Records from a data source

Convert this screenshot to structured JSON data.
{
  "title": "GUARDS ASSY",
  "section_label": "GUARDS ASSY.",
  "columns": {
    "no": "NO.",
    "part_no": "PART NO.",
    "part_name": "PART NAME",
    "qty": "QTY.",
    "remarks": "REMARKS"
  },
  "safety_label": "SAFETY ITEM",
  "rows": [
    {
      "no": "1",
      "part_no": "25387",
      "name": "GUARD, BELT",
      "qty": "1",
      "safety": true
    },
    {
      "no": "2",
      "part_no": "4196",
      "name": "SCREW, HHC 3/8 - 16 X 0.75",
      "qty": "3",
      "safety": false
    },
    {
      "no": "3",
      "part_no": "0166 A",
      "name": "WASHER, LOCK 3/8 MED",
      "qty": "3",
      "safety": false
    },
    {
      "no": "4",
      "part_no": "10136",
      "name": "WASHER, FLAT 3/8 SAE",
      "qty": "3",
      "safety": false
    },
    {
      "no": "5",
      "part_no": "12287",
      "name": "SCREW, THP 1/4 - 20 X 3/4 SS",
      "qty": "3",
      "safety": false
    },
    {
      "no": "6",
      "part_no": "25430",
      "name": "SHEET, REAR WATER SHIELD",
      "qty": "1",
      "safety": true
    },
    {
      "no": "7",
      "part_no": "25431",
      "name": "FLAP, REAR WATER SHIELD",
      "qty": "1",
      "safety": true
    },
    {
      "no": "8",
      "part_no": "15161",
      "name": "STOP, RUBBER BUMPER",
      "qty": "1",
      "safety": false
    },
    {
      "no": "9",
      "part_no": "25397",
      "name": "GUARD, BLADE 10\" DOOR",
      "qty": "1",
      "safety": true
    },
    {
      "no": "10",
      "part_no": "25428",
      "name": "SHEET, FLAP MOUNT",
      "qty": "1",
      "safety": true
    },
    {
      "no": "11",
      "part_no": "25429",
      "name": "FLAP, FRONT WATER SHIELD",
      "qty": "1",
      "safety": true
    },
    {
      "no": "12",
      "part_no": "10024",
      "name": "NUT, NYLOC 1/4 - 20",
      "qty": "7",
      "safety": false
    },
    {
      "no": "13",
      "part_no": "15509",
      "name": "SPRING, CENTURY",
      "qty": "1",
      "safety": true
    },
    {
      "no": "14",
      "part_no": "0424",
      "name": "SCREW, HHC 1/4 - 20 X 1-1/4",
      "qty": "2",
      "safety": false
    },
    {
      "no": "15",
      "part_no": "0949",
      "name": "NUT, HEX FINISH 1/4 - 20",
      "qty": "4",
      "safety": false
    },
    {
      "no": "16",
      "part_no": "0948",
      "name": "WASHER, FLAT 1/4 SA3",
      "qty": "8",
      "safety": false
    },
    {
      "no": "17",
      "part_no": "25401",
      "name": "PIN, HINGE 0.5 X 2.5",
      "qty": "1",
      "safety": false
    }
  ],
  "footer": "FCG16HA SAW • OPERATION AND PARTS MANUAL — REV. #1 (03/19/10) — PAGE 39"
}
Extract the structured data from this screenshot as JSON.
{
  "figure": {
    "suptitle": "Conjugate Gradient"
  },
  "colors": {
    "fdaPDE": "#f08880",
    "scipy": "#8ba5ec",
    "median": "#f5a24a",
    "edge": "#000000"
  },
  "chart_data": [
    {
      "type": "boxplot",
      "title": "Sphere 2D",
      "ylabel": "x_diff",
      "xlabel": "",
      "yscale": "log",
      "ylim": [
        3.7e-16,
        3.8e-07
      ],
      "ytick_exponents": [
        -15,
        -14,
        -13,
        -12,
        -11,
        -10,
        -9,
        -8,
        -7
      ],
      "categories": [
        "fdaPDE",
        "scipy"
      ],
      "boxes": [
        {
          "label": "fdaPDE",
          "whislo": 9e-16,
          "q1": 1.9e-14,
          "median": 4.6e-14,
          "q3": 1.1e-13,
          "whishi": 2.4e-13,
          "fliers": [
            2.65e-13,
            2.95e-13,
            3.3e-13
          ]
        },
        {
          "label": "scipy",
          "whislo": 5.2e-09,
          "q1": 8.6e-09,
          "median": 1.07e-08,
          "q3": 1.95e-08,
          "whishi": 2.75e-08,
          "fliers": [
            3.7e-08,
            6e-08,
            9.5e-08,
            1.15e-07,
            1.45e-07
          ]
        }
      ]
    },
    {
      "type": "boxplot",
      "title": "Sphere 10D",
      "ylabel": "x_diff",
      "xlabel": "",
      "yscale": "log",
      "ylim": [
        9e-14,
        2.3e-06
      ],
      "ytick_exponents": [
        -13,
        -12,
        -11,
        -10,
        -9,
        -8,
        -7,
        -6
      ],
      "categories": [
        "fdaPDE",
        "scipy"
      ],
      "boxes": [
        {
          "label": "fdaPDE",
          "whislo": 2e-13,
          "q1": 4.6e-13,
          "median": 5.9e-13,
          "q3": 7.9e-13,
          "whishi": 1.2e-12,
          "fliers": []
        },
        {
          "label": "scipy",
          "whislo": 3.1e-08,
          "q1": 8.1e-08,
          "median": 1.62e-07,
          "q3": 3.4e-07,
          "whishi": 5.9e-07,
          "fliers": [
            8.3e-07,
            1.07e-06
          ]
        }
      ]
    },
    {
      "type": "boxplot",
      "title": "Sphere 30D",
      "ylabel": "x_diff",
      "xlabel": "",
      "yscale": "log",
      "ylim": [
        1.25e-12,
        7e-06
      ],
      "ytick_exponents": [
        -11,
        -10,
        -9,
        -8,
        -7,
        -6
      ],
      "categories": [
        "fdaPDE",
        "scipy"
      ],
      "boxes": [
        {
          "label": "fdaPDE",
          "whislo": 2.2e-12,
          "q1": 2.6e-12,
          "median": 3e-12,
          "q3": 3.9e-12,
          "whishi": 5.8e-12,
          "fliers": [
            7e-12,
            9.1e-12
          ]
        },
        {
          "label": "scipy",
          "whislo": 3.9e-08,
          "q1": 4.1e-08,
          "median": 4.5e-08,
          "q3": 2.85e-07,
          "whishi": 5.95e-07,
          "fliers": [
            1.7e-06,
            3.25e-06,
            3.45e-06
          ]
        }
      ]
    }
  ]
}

- **Short task**: Copy and report every line where the word "WASHER" is present.

- **Solved exercise**:
      "name": "WASHER, LOCK 3/8 MED",
      "name": "WASHER, FLAT 3/8 SAE",
      "name": "WASHER, FLAT 1/4 SA3",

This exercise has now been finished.